* [Task objective] Scan the data for "right" and copy the lines it appears in.

* [Available data]
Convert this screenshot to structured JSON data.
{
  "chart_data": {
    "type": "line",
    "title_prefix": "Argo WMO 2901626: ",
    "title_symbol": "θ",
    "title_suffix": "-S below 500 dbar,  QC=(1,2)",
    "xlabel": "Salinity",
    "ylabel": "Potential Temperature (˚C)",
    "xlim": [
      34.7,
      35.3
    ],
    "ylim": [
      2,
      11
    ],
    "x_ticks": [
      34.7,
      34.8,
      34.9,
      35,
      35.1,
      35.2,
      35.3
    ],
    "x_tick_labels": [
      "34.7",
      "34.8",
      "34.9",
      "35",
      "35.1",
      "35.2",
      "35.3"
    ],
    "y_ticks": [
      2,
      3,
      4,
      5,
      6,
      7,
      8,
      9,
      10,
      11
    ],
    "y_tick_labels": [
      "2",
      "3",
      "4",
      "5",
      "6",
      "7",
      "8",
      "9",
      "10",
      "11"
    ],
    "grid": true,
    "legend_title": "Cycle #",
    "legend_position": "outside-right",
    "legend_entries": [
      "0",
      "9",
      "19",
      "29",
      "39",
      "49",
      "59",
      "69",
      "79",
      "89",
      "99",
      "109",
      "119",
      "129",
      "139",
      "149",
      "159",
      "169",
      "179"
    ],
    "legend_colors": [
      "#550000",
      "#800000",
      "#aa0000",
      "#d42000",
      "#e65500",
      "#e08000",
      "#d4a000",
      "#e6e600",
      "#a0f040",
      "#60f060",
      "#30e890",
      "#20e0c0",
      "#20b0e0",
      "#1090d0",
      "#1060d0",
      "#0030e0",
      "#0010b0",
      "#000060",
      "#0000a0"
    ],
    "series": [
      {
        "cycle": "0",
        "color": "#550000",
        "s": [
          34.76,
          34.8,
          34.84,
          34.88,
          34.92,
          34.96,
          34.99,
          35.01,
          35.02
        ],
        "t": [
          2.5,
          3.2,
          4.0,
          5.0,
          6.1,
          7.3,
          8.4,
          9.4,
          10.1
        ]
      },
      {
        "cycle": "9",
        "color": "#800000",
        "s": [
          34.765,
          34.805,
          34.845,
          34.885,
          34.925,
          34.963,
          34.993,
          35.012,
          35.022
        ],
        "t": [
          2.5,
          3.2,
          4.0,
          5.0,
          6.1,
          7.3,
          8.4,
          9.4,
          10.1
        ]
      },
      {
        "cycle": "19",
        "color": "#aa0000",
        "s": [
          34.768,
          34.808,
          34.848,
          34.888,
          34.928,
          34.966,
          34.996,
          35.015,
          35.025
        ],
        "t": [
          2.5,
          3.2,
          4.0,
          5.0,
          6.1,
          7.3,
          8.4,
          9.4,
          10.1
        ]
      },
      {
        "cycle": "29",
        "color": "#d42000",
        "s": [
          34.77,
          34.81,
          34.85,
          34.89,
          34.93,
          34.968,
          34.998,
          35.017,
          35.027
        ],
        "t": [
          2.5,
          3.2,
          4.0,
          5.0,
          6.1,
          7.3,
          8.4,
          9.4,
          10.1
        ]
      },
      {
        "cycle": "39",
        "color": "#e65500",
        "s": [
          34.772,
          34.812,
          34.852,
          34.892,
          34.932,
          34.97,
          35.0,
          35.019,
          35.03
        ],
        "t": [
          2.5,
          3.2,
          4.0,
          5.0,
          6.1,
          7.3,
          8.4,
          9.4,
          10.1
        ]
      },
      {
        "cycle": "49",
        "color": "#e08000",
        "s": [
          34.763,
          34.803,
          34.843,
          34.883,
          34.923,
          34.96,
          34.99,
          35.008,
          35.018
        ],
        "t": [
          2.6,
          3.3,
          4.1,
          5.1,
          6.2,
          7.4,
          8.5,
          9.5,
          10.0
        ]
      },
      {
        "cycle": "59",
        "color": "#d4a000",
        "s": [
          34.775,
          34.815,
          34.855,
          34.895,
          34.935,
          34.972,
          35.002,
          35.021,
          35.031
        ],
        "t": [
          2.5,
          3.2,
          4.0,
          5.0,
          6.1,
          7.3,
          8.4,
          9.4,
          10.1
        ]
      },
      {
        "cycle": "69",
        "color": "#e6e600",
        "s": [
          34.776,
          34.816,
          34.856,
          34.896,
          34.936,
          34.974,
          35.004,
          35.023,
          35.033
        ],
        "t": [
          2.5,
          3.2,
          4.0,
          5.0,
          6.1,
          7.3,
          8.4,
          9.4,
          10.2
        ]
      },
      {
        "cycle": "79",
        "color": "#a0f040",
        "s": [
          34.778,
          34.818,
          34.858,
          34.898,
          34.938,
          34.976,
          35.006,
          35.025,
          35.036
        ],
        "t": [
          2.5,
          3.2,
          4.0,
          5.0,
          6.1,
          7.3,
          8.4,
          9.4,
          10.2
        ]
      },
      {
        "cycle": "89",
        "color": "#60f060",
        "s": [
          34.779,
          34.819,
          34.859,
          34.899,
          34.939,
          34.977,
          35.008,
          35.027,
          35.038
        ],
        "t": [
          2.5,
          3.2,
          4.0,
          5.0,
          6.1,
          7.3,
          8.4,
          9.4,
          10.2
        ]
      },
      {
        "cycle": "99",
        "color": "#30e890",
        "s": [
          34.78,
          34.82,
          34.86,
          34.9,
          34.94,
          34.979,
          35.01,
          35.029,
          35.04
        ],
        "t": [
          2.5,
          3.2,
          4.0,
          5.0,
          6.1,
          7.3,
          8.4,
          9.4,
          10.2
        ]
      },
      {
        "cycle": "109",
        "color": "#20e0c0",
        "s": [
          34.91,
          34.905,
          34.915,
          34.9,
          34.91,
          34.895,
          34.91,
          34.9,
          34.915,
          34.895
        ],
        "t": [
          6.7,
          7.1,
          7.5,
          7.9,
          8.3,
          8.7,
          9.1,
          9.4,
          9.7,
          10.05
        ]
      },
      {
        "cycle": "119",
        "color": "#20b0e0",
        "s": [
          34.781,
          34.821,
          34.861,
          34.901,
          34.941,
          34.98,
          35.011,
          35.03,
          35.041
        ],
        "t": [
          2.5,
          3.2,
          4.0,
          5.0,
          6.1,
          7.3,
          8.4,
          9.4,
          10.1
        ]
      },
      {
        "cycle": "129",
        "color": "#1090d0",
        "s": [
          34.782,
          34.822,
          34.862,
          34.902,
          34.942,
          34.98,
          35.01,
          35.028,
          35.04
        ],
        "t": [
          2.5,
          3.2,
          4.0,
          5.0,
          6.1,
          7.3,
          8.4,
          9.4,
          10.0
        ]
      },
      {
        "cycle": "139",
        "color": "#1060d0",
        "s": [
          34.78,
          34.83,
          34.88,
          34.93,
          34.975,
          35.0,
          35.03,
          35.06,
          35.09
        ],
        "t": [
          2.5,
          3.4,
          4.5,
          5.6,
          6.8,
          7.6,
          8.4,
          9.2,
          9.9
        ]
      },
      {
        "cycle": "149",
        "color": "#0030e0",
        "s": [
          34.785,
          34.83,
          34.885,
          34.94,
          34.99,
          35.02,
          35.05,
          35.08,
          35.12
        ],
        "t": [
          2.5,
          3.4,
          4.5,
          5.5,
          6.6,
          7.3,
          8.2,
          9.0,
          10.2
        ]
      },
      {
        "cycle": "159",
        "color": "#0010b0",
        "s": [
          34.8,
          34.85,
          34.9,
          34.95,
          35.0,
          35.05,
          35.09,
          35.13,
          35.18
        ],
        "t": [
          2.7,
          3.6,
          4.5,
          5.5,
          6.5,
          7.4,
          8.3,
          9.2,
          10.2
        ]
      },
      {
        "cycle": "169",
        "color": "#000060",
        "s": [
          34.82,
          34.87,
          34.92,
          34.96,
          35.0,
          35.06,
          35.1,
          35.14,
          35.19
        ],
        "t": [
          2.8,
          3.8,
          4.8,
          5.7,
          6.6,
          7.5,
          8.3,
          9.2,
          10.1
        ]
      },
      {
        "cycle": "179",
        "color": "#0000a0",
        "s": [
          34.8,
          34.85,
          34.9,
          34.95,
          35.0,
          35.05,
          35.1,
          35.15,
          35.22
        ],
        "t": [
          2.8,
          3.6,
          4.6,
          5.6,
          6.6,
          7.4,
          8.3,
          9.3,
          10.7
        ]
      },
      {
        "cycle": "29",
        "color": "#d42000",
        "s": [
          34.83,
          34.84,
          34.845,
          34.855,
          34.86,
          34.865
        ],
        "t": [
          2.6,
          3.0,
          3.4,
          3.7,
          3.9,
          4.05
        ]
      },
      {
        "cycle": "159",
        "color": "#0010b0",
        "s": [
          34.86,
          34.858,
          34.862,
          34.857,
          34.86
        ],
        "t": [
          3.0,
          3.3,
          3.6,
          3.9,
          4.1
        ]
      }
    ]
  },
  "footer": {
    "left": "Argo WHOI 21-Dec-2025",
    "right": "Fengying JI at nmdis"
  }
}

* [The answer]
    "legend_position": "outside-right",
    "right": "Fengying JI at nmdis"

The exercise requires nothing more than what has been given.